**WHAT THE TASK ASKS**
The records that follow are to be transcribed in full, without their images.

**RECORD SET**
--

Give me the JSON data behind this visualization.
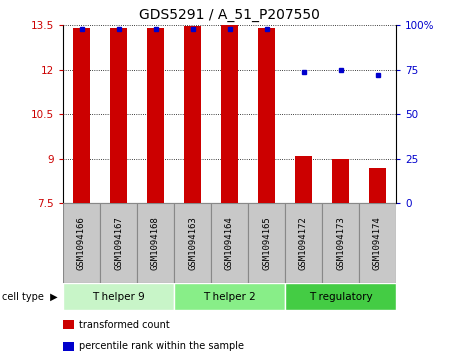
{
  "title": "GDS5291 / A_51_P207550",
  "samples": [
    "GSM1094166",
    "GSM1094167",
    "GSM1094168",
    "GSM1094163",
    "GSM1094164",
    "GSM1094165",
    "GSM1094172",
    "GSM1094173",
    "GSM1094174"
  ],
  "transformed_counts": [
    13.4,
    13.4,
    13.4,
    13.48,
    13.5,
    13.4,
    9.1,
    9.0,
    8.7
  ],
  "percentile_ranks": [
    98,
    98,
    98,
    98,
    98,
    98,
    74,
    75,
    72
  ],
  "ylim_left": [
    7.5,
    13.5
  ],
  "ylim_right": [
    0,
    100
  ],
  "yticks_left": [
    7.5,
    9.0,
    10.5,
    12.0,
    13.5
  ],
  "yticks_right": [
    0,
    25,
    50,
    75,
    100
  ],
  "ytick_labels_left": [
    "7.5",
    "9",
    "10.5",
    "12",
    "13.5"
  ],
  "ytick_labels_right": [
    "0",
    "25",
    "50",
    "75",
    "100%"
  ],
  "bar_bottom": 7.5,
  "bar_color": "#cc0000",
  "dot_color": "#0000cc",
  "cell_types": [
    {
      "label": "T helper 9",
      "start": 0,
      "end": 3,
      "color": "#c8f5c8"
    },
    {
      "label": "T helper 2",
      "start": 3,
      "end": 6,
      "color": "#88ee88"
    },
    {
      "label": "T regulatory",
      "start": 6,
      "end": 9,
      "color": "#44cc44"
    }
  ],
  "cell_type_label": "cell type",
  "legend_items": [
    {
      "color": "#cc0000",
      "label": "transformed count"
    },
    {
      "color": "#0000cc",
      "label": "percentile rank within the sample"
    }
  ],
  "bar_width": 0.45,
  "title_fontsize": 10,
  "tick_fontsize": 7.5,
  "label_fontsize": 6.5,
  "left_tick_color": "#cc0000",
  "right_tick_color": "#0000cc",
  "sample_box_color": "#c8c8c8",
  "sample_box_edge": "#888888"
}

--

**RESPONSE TO THE TASK**
Give me the JSON data behind this visualization.
{
  "title": "GDS5291 / A_51_P207550",
  "samples": [
    "GSM1094166",
    "GSM1094167",
    "GSM1094168",
    "GSM1094163",
    "GSM1094164",
    "GSM1094165",
    "GSM1094172",
    "GSM1094173",
    "GSM1094174"
  ],
  "transformed_counts": [
    13.4,
    13.4,
    13.4,
    13.48,
    13.5,
    13.4,
    9.1,
    9.0,
    8.7
  ],
  "percentile_ranks": [
    98,
    98,
    98,
    98,
    98,
    98,
    74,
    75,
    72
  ],
  "ylim_left": [
    7.5,
    13.5
  ],
  "ylim_right": [
    0,
    100
  ],
  "yticks_left": [
    7.5,
    9.0,
    10.5,
    12.0,
    13.5
  ],
  "yticks_right": [
    0,
    25,
    50,
    75,
    100
  ],
  "ytick_labels_left": [
    "7.5",
    "9",
    "10.5",
    "12",
    "13.5"
  ],
  "ytick_labels_right": [
    "0",
    "25",
    "50",
    "75",
    "100%"
  ],
  "bar_bottom": 7.5,
  "bar_color": "#cc0000",
  "dot_color": "#0000cc",
  "cell_types": [
    {
      "label": "T helper 9",
      "start": 0,
      "end": 3,
      "color": "#c8f5c8"
    },
    {
      "label": "T helper 2",
      "start": 3,
      "end": 6,
      "color": "#88ee88"
    },
    {
      "label": "T regulatory",
      "start": 6,
      "end": 9,
      "color": "#44cc44"
    }
  ],
  "cell_type_label": "cell type",
  "legend_items": [
    {
      "color": "#cc0000",
      "label": "transformed count"
    },
    {
      "color": "#0000cc",
      "label": "percentile rank within the sample"
    }
  ],
  "bar_width": 0.45,
  "title_fontsize": 10,
  "tick_fontsize": 7.5,
  "label_fontsize": 6.5,
  "left_tick_color": "#cc0000",
  "right_tick_color": "#0000cc",
  "sample_box_color": "#c8c8c8",
  "sample_box_edge": "#888888"
}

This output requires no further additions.